EXERCISE ->
Pull out every line below that contains the word "this".

EXTRACTED RECORDS ->
+---+

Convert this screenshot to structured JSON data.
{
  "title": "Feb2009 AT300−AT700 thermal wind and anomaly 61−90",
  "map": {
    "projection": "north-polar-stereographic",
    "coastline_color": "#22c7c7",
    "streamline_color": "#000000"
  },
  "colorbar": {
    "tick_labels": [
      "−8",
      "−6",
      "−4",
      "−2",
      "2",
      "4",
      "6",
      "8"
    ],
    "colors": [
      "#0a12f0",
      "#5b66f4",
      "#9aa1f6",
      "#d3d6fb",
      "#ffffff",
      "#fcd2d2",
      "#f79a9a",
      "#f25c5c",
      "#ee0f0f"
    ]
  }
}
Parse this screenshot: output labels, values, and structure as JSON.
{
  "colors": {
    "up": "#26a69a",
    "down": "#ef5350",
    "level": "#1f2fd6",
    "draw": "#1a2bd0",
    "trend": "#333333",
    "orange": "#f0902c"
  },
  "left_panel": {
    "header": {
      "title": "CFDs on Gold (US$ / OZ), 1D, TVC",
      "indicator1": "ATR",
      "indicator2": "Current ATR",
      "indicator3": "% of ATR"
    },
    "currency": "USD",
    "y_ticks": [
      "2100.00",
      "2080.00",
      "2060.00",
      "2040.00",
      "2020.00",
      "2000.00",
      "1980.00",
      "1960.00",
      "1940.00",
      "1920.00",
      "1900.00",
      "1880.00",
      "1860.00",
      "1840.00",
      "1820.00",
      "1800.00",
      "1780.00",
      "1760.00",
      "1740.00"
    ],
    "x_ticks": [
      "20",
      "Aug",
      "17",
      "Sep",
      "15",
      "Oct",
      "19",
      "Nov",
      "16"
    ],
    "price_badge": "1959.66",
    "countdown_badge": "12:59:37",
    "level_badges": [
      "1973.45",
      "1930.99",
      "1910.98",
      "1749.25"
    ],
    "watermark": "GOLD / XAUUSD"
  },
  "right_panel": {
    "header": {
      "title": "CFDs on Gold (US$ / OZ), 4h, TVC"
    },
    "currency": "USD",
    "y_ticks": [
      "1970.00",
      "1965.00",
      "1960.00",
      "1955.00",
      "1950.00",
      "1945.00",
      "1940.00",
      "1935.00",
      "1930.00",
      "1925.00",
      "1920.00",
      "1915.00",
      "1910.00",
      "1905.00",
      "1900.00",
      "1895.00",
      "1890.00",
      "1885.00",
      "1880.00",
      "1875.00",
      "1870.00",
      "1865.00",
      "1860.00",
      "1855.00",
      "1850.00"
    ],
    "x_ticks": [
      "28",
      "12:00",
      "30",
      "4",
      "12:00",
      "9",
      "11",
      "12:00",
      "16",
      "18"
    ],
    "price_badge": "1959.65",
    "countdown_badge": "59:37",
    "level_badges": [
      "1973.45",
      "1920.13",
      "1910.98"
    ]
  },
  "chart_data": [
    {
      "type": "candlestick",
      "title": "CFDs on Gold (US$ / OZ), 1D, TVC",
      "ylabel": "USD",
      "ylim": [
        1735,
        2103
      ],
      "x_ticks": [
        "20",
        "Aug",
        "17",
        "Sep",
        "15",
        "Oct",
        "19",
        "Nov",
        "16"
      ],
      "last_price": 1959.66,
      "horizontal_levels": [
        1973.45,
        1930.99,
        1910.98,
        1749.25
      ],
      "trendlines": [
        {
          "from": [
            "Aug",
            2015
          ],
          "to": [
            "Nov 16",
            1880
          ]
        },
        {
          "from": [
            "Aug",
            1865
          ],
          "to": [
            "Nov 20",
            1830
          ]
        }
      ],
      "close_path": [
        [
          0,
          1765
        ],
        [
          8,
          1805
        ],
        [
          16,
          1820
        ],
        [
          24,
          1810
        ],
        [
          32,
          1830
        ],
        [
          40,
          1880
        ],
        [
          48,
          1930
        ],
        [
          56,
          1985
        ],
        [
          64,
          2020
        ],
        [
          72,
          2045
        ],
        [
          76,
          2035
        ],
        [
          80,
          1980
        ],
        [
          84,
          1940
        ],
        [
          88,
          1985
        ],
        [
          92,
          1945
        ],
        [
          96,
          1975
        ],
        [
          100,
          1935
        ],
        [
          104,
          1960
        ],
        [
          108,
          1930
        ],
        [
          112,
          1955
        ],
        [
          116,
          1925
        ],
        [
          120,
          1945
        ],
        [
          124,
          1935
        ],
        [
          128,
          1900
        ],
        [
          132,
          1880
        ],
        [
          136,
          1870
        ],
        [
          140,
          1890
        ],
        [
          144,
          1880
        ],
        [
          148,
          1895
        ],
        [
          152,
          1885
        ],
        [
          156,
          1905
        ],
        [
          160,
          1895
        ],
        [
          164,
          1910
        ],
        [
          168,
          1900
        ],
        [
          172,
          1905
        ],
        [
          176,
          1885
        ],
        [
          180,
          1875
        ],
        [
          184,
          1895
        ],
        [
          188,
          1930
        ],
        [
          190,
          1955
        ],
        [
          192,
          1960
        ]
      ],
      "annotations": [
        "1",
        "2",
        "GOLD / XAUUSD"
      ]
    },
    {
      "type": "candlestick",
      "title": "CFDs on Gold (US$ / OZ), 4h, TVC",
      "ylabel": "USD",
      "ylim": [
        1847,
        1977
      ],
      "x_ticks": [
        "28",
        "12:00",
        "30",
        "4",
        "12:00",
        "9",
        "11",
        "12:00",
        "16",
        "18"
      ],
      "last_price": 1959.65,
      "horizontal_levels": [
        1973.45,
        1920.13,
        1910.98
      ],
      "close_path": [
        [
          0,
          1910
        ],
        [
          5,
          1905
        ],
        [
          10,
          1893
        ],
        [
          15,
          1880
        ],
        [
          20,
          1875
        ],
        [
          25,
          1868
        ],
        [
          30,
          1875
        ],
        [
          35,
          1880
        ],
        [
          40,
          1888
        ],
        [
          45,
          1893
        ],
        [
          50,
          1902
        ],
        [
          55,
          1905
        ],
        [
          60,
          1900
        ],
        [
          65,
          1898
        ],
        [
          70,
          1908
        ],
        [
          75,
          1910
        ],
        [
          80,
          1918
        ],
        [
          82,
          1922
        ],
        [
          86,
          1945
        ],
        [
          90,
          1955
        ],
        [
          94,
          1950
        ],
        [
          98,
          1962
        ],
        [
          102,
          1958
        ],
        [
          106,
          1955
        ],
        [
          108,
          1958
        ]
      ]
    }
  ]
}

+---+

ANSWER TO THE EXERCISE ->
Convert this screenshot to structured JSON data.
Parse this screenshot: output labels, values, and structure as JSON.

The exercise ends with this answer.